(Dataset records)
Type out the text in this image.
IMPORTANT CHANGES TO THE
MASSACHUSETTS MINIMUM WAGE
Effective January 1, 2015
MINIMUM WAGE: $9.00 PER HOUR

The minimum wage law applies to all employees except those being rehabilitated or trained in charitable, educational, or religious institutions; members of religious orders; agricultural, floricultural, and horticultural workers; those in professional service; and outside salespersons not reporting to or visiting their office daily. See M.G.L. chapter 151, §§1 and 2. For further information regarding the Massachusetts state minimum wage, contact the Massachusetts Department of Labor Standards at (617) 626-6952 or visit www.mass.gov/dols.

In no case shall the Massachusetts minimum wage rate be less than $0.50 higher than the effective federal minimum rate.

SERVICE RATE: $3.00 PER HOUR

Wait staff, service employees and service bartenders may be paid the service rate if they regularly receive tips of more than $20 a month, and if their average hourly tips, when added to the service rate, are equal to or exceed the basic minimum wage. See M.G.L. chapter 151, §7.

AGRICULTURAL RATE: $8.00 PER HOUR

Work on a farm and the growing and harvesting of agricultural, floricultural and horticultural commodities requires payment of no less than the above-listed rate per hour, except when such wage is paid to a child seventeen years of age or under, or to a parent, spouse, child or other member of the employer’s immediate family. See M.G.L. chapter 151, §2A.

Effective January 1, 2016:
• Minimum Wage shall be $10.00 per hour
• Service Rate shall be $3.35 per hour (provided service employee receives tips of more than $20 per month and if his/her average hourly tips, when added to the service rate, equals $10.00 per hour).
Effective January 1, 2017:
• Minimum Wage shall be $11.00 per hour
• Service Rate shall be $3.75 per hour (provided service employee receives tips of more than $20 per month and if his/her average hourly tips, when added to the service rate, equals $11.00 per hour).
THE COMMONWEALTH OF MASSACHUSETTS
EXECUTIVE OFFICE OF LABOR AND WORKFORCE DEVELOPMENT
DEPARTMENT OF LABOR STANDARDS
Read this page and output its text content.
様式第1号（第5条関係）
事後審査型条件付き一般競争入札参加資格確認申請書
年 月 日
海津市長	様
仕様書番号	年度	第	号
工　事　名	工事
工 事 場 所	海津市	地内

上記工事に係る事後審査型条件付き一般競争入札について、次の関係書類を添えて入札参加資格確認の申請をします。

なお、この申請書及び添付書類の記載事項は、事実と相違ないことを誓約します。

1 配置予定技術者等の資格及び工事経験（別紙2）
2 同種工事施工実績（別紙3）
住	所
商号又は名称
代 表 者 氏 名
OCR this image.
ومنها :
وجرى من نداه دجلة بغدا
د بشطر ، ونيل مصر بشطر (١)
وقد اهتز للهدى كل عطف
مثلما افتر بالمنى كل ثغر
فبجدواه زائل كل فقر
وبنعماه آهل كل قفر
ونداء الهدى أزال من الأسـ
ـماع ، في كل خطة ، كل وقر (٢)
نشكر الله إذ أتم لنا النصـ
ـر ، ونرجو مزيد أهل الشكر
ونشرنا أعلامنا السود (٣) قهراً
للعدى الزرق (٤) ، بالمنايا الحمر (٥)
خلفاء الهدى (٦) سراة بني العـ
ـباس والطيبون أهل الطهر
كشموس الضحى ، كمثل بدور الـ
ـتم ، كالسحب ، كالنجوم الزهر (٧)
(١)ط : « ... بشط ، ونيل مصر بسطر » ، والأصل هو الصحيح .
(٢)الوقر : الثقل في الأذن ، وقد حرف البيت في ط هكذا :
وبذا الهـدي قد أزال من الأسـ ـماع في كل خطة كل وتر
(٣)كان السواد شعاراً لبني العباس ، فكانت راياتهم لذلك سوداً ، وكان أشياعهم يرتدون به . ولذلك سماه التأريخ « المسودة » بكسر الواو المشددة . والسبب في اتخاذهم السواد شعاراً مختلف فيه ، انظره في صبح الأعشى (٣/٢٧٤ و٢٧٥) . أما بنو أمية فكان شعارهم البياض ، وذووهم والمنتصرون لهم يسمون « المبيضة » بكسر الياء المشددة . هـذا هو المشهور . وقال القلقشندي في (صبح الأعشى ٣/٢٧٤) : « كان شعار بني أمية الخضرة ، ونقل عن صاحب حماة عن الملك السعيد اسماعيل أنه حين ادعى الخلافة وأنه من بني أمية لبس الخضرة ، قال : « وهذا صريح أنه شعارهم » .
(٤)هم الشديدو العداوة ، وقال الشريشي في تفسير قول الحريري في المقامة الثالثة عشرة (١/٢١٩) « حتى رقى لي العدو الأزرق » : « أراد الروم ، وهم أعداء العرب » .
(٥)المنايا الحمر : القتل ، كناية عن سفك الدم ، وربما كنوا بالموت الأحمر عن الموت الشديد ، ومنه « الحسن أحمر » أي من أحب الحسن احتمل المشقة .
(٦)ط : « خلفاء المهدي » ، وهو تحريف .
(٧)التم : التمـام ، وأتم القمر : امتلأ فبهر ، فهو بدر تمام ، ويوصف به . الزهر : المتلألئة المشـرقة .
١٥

Requirements -
Find the word "الأسـ" and list each line it appears in.

Final result -
ونداء الهدى أزال من الأسـ
وبذا الهـدي قد أزال من الأسـ ـماع في كل خطة كل وتر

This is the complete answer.